**Problem details:** Repeat the entire listing exactly.

------------

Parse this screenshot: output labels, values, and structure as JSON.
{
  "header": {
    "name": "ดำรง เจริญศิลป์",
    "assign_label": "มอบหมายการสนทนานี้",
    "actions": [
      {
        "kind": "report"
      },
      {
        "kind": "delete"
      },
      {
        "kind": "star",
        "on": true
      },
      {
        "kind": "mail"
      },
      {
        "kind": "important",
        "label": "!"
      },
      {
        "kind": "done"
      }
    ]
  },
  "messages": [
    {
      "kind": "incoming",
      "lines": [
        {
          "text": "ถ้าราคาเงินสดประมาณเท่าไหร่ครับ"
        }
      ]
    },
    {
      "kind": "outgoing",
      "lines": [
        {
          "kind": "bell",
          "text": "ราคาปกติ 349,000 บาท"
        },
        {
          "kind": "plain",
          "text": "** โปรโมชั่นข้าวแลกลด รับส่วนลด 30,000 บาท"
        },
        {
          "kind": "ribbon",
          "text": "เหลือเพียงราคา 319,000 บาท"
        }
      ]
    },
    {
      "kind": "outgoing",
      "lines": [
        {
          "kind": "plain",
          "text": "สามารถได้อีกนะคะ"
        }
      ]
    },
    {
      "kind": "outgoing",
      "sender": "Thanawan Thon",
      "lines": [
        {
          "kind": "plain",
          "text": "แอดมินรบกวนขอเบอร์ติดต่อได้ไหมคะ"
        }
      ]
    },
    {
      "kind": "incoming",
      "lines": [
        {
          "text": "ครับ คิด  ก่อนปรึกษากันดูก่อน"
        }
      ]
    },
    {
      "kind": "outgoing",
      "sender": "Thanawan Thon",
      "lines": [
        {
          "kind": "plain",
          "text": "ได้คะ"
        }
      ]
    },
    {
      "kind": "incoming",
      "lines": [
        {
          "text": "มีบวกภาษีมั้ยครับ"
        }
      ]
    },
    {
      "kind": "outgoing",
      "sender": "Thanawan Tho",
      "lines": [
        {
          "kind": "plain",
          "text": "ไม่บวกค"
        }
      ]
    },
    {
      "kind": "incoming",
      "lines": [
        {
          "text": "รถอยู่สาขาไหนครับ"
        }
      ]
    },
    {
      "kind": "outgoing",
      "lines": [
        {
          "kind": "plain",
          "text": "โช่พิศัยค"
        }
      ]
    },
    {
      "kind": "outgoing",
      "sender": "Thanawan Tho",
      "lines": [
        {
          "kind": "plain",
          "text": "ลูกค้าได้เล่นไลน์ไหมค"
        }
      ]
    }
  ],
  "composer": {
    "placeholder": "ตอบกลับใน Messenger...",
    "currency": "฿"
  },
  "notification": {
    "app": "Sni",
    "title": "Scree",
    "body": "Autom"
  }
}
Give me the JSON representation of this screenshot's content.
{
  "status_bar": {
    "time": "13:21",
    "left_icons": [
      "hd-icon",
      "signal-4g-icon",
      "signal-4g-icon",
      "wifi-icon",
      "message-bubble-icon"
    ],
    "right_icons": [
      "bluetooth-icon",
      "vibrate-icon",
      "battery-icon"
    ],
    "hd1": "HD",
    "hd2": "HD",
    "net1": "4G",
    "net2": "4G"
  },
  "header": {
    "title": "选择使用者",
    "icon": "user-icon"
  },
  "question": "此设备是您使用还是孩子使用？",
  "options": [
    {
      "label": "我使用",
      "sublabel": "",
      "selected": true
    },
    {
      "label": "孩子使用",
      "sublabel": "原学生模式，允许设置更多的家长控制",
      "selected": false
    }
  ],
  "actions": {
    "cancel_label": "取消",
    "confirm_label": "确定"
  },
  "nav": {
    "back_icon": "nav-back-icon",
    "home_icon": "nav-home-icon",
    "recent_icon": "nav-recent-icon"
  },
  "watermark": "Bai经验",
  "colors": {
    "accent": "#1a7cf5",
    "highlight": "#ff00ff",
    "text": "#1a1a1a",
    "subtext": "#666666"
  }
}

------------

**Exercise solution:**
Parse this screenshot: output labels, values, and structure as JSON.
{
  "header": {
    "name": "ดำรง เจริญศิลป์",
    "assign_label": "มอบหมายการสนทนานี้",
    "actions": [
      {
        "kind": "report"
      },
      {
        "kind": "delete"
      },
      {
        "kind": "star",
        "on": true
      },
      {
        "kind": "mail"
      },
      {
        "kind": "important",
        "label": "!"
      },
      {
        "kind": "done"
      }
    ]
  },
  "messages": [
    {
      "kind": "incoming",
      "lines": [
        {
          "text": "ถ้าราคาเงินสดประมาณเท่าไหร่ครับ"
        }
      ]
    },
    {
      "kind": "outgoing",
      "lines": [
        {
          "kind": "bell",
          "text": "ราคาปกติ 349,000 บาท"
        },
        {
          "kind": "plain",
          "text": "** โปรโมชั่นข้าวแลกลด รับส่วนลด 30,000 บาท"
        },
        {
          "kind": "ribbon",
          "text": "เหลือเพียงราคา 319,000 บาท"
        }
      ]
    },
    {
      "kind": "outgoing",
      "lines": [
        {
          "kind": "plain",
          "text": "สามารถได้อีกนะคะ"
        }
      ]
    },
    {
      "kind": "outgoing",
      "sender": "Thanawan Thon",
      "lines": [
        {
          "kind": "plain",
          "text": "แอดมินรบกวนขอเบอร์ติดต่อได้ไหมคะ"
        }
      ]
    },
    {
      "kind": "incoming",
      "lines": [
        {
          "text": "ครับ คิด  ก่อนปรึกษากันดูก่อน"
        }
      ]
    },
    {
      "kind": "outgoing",
      "sender": "Thanawan Thon",
      "lines": [
        {
          "kind": "plain",
          "text": "ได้คะ"
        }
      ]
    },
    {
      "kind": "incoming",
      "lines": [
        {
          "text": "มีบวกภาษีมั้ยครับ"
        }
      ]
    },
    {
      "kind": "outgoing",
      "sender": "Thanawan Tho",
      "lines": [
        {
          "kind": "plain",
          "text": "ไม่บวกค"
        }
      ]
    },
    {
      "kind": "incoming",
      "lines": [
        {
          "text": "รถอยู่สาขาไหนครับ"
        }
      ]
    },
    {
      "kind": "outgoing",
      "lines": [
        {
          "kind": "plain",
          "text": "โช่พิศัยค"
        }
      ]
    },
    {
      "kind": "outgoing",
      "sender": "Thanawan Tho",
      "lines": [
        {
          "kind": "plain",
          "text": "ลูกค้าได้เล่นไลน์ไหมค"
        }
      ]
    }
  ],
  "composer": {
    "placeholder": "ตอบกลับใน Messenger...",
    "currency": "฿"
  },
  "notification": {
    "app": "Sni",
    "title": "Scree",
    "body": "Autom"
  }
}
Give me the JSON representation of this screenshot's content.
{
  "status_bar": {
    "time": "13:21",
    "left_icons": [
      "hd-icon",
      "signal-4g-icon",
      "signal-4g-icon",
      "wifi-icon",
      "message-bubble-icon"
    ],
    "right_icons": [
      "bluetooth-icon",
      "vibrate-icon",
      "battery-icon"
    ],
    "hd1": "HD",
    "hd2": "HD",
    "net1": "4G",
    "net2": "4G"
  },
  "header": {
    "title": "选择使用者",
    "icon": "user-icon"
  },
  "question": "此设备是您使用还是孩子使用？",
  "options": [
    {
      "label": "我使用",
      "sublabel": "",
      "selected": true
    },
    {
      "label": "孩子使用",
      "sublabel": "原学生模式，允许设置更多的家长控制",
      "selected": false
    }
  ],
  "actions": {
    "cancel_label": "取消",
    "confirm_label": "确定"
  },
  "nav": {
    "back_icon": "nav-back-icon",
    "home_icon": "nav-home-icon",
    "recent_icon": "nav-recent-icon"
  },
  "watermark": "Bai经验",
  "colors": {
    "accent": "#1a7cf5",
    "highlight": "#ff00ff",
    "text": "#1a1a1a",
    "subtext": "#666666"
  }
}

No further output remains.